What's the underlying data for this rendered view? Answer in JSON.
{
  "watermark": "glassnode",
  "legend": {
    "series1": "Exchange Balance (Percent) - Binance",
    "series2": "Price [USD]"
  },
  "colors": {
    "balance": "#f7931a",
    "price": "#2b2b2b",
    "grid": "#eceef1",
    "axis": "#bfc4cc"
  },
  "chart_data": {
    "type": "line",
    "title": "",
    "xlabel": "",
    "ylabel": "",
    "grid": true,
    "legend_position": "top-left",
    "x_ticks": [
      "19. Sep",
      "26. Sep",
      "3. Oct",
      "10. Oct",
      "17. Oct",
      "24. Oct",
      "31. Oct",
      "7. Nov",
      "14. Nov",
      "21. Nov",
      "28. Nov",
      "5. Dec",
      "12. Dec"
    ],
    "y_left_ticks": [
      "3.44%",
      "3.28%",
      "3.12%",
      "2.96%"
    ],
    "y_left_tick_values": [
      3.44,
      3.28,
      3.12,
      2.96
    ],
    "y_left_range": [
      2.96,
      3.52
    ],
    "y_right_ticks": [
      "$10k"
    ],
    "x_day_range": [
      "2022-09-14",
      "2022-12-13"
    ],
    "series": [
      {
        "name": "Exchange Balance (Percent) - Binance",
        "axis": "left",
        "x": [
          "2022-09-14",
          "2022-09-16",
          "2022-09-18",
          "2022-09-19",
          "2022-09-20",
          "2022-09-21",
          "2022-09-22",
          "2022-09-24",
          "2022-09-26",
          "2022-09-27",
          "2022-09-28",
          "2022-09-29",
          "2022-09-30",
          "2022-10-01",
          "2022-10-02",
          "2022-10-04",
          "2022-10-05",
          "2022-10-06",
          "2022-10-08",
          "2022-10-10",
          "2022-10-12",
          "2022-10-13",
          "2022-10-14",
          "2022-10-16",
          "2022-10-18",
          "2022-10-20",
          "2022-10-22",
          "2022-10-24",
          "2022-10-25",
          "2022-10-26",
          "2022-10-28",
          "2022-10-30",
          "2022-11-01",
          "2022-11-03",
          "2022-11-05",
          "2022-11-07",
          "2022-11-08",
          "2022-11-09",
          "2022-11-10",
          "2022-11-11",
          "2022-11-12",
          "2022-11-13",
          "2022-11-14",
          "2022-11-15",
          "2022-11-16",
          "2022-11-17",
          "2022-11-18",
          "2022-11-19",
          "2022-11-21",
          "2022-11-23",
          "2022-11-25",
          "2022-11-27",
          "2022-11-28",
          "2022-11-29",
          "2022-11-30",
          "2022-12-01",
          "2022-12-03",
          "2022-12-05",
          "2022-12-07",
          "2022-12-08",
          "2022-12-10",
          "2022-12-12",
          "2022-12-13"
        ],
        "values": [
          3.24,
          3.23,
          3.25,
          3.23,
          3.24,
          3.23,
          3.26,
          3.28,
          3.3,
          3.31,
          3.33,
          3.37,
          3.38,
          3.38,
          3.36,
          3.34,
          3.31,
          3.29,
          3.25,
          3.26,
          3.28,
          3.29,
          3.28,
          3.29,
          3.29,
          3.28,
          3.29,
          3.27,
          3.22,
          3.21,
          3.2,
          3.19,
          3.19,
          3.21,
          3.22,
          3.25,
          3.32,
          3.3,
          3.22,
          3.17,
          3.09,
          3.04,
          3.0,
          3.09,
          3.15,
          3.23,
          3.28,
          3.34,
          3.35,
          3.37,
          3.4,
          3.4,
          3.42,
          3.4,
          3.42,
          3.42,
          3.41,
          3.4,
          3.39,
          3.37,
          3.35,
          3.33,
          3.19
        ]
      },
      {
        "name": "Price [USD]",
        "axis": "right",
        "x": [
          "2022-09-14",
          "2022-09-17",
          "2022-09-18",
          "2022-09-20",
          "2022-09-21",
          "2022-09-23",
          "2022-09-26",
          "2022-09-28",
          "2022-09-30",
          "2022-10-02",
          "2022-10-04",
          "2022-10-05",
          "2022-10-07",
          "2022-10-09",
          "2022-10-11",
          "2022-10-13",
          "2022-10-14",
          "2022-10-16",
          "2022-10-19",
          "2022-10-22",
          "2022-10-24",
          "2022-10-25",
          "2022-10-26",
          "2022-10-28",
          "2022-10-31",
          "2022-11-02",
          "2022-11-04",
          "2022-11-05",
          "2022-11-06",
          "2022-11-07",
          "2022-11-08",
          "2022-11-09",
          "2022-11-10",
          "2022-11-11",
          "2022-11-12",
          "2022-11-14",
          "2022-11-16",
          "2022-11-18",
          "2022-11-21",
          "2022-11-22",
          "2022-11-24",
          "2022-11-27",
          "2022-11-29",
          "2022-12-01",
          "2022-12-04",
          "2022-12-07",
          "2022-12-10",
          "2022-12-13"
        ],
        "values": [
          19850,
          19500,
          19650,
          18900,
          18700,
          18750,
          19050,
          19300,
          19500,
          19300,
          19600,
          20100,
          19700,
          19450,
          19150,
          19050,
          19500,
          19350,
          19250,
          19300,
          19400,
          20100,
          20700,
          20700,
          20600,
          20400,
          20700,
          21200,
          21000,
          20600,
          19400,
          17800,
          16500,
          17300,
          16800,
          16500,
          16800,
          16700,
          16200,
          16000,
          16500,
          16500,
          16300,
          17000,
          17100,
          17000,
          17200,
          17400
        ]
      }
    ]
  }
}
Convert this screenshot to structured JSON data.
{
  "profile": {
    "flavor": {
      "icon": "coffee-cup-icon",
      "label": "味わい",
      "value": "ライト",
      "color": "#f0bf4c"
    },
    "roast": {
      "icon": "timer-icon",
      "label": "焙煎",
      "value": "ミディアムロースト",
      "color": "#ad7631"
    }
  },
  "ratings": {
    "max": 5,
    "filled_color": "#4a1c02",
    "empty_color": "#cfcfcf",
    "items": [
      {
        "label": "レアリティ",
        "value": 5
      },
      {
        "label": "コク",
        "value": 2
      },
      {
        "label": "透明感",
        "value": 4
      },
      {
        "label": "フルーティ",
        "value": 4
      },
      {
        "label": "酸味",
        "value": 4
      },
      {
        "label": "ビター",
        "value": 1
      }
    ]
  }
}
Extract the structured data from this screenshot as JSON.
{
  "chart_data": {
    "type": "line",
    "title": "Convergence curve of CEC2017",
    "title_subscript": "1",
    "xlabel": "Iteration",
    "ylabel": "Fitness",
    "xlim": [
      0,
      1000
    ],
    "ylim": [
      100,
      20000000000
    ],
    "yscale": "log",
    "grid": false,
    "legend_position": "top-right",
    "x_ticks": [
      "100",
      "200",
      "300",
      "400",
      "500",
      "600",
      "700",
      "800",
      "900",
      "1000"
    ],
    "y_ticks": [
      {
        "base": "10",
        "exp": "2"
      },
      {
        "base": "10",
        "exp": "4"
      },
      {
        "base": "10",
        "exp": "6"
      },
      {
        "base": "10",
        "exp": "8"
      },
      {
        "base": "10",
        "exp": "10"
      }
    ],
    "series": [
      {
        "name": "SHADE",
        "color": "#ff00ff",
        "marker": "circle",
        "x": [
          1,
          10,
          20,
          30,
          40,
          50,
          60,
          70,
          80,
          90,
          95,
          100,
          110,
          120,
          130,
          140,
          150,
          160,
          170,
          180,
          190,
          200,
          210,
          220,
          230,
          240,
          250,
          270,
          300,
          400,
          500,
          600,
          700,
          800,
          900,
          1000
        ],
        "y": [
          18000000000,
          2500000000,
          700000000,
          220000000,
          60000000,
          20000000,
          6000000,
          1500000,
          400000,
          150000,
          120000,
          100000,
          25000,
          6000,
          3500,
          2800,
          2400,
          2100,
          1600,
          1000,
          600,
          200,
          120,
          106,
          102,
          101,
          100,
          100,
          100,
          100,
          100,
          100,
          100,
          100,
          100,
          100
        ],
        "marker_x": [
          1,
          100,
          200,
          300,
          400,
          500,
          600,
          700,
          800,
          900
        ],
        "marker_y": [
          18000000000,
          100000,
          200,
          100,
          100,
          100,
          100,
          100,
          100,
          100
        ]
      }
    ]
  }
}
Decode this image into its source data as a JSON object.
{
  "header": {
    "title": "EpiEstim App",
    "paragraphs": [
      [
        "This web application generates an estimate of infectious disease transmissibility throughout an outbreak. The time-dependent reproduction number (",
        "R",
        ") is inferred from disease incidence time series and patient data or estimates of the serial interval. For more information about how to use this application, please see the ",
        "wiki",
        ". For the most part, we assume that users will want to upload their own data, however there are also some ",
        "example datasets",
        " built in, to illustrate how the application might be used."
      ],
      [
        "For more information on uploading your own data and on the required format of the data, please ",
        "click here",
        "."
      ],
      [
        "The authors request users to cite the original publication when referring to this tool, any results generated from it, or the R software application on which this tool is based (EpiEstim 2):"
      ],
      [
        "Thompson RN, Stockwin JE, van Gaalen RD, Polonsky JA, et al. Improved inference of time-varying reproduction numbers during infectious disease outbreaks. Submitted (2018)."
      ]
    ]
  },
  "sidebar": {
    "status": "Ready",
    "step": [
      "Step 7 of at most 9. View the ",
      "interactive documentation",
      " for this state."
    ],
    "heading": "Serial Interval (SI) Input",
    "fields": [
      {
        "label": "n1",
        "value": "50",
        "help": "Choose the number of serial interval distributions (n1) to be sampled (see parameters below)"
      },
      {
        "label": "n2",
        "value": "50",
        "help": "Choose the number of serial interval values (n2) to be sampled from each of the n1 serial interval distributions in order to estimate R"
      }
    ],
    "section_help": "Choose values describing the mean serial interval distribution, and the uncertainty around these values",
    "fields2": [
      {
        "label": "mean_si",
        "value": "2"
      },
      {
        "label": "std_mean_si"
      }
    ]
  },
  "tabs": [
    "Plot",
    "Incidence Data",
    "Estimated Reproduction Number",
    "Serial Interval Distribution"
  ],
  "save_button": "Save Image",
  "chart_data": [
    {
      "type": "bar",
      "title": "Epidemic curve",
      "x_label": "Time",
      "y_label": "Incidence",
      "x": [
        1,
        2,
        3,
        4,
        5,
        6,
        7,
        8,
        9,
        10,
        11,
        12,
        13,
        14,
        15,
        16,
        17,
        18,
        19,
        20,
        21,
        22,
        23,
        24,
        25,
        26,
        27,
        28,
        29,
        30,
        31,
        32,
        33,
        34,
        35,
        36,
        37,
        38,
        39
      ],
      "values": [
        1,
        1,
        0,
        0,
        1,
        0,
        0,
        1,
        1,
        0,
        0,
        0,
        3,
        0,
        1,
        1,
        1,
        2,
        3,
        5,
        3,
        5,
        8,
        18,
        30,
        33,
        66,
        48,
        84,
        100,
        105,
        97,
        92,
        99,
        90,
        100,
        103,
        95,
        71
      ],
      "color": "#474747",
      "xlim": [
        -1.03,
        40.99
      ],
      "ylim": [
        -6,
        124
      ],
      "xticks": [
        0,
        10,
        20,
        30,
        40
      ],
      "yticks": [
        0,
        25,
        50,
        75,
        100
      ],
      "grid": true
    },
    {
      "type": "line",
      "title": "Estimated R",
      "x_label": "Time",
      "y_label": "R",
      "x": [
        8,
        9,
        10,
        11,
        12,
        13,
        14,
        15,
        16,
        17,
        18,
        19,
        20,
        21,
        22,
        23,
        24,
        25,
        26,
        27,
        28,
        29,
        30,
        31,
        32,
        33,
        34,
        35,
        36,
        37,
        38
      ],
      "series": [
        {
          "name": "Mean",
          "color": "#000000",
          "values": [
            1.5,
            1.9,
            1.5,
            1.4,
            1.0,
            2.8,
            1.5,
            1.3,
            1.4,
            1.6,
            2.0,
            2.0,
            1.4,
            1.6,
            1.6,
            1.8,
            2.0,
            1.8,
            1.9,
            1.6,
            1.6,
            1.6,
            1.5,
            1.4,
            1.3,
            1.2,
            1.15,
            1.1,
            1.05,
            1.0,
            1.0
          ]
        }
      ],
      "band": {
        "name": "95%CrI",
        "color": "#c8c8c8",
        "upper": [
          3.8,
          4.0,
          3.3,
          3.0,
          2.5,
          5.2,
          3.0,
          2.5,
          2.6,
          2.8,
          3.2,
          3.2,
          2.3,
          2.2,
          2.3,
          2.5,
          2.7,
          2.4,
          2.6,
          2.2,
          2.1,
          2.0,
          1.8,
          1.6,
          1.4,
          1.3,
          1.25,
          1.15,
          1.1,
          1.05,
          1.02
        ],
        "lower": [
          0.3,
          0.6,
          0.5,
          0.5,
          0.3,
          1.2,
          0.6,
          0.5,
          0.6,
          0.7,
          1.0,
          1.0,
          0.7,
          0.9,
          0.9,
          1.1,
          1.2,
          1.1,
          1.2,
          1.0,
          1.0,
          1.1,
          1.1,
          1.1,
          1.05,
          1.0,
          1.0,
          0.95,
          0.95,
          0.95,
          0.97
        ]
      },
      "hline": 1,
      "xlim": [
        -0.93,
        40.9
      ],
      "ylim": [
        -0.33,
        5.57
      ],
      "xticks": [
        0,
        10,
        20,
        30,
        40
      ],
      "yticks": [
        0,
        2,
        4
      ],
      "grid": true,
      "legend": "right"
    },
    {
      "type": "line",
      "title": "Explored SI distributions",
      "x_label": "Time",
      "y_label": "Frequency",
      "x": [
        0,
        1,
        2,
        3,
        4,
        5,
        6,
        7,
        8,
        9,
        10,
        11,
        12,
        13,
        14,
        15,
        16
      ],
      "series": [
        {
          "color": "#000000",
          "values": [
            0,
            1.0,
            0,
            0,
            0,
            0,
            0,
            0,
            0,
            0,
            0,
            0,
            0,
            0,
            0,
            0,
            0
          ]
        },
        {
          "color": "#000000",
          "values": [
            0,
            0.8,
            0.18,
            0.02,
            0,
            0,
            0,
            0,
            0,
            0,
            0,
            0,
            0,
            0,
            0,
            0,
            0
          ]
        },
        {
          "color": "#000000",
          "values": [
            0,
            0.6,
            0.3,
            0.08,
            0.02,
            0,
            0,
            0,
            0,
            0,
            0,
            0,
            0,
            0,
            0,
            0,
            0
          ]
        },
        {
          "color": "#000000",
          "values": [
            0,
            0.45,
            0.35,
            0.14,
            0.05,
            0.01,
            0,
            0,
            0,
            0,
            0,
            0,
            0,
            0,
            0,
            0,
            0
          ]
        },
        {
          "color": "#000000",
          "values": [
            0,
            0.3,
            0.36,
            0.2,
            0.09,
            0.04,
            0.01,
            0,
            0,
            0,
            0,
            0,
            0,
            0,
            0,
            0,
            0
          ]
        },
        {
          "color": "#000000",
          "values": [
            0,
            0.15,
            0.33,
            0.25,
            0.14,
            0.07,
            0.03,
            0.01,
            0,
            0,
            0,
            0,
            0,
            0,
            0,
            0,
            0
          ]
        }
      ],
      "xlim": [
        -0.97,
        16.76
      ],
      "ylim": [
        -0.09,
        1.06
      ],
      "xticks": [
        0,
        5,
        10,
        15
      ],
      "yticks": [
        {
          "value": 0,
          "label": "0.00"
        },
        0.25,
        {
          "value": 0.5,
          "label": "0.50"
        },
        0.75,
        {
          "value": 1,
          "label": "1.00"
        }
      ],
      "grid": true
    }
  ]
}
· · · ·
Task> From the listing above, collect each line in which the string "disease" appears.

Result>
        "This web application generates an estimate of infectious disease transmissibility throughout an outbreak. The time-dependent reproduction number (",
        ") is inferred from disease incidence time series and patient data or estimates of the serial interval. For more information about how to use this application, please see the ",
        "Thompson RN, Stockwin JE, van Gaalen RD, Polonsky JA, et al. Improved inference of time-varying reproduction numbers during infectious disease outbreaks. Submitted (2018)."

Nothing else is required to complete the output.